- **Aim**:
What you return should match every record exactly, with the images removed.

________________________

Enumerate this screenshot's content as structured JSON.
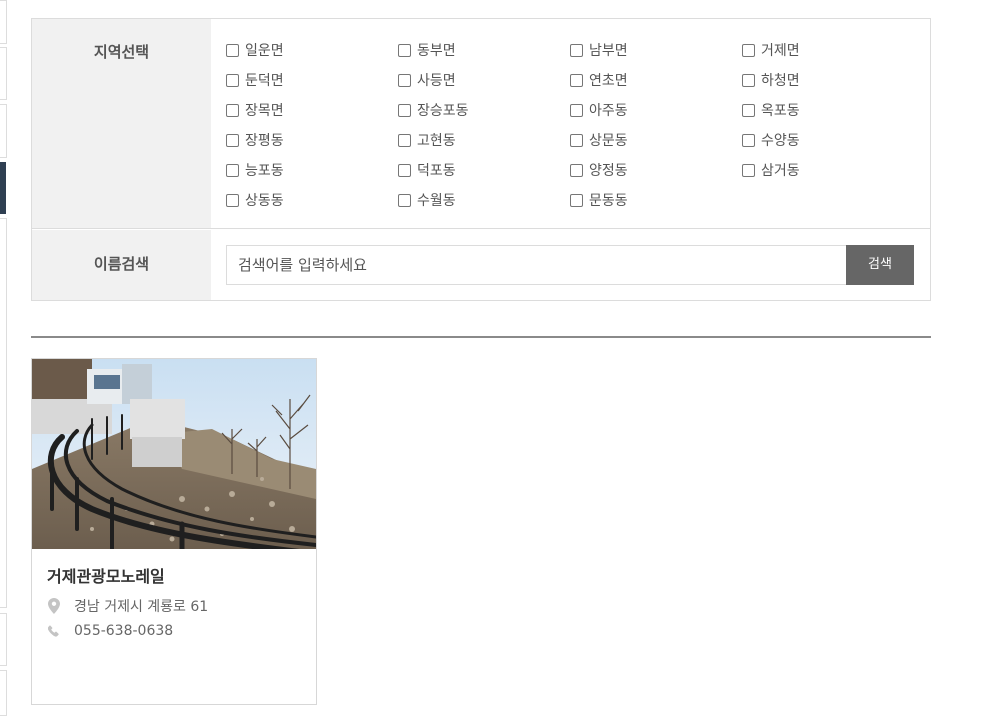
{
  "filter": {
    "region_label": "지역선택",
    "regions": [
      "일운면",
      "동부면",
      "남부면",
      "거제면",
      "둔덕면",
      "사등면",
      "연초면",
      "하청면",
      "장목면",
      "장승포동",
      "아주동",
      "옥포동",
      "장평동",
      "고현동",
      "상문동",
      "수양동",
      "능포동",
      "덕포동",
      "양정동",
      "삼거동",
      "상동동",
      "수월동",
      "문동동"
    ],
    "search_label": "이름검색",
    "search_placeholder": "검색어를 입력하세요",
    "search_button": "검색"
  },
  "results": [
    {
      "title": "거제관광모노레일",
      "address": "경남 거제시 계룡로 61",
      "phone": "055-638-0638",
      "address_icon": "map-pin-icon",
      "phone_icon": "phone-icon"
    }
  ],
  "colors": {
    "label_bg": "#f1f1f1",
    "button_bg": "#666666",
    "border": "#dcdcdc",
    "active_tab": "#2f3f52"
  }
}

________________________

- **Response to the exercise**:
Enumerate this screenshot's content as structured JSON.
{
  "filter": {
    "region_label": "지역선택",
    "regions": [
      "일운면",
      "동부면",
      "남부면",
      "거제면",
      "둔덕면",
      "사등면",
      "연초면",
      "하청면",
      "장목면",
      "장승포동",
      "아주동",
      "옥포동",
      "장평동",
      "고현동",
      "상문동",
      "수양동",
      "능포동",
      "덕포동",
      "양정동",
      "삼거동",
      "상동동",
      "수월동",
      "문동동"
    ],
    "search_label": "이름검색",
    "search_placeholder": "검색어를 입력하세요",
    "search_button": "검색"
  },
  "results": [
    {
      "title": "거제관광모노레일",
      "address": "경남 거제시 계룡로 61",
      "phone": "055-638-0638",
      "address_icon": "map-pin-icon",
      "phone_icon": "phone-icon"
    }
  ],
  "colors": {
    "label_bg": "#f1f1f1",
    "button_bg": "#666666",
    "border": "#dcdcdc",
    "active_tab": "#2f3f52"
  }
}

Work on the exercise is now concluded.